Available records:
(begin)
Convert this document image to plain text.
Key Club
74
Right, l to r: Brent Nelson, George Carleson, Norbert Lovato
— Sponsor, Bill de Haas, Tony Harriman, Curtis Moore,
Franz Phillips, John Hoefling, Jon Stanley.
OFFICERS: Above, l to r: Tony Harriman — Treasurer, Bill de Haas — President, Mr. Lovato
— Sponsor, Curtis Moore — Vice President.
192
(end)
Stated task: Copy all of the data exactly.

Response:
Convert this document image to plain text.
Key Club
74
Right, l to r: Brent Nelson, George Carleson, Norbert Lovato
— Sponsor, Bill de Haas, Tony Harriman, Curtis Moore,
Franz Phillips, John Hoefling, Jon Stanley.
OFFICERS: Above, l to r: Tony Harriman — Treasurer, Bill de Haas — President, Mr. Lovato
— Sponsor, Curtis Moore — Vice President.
192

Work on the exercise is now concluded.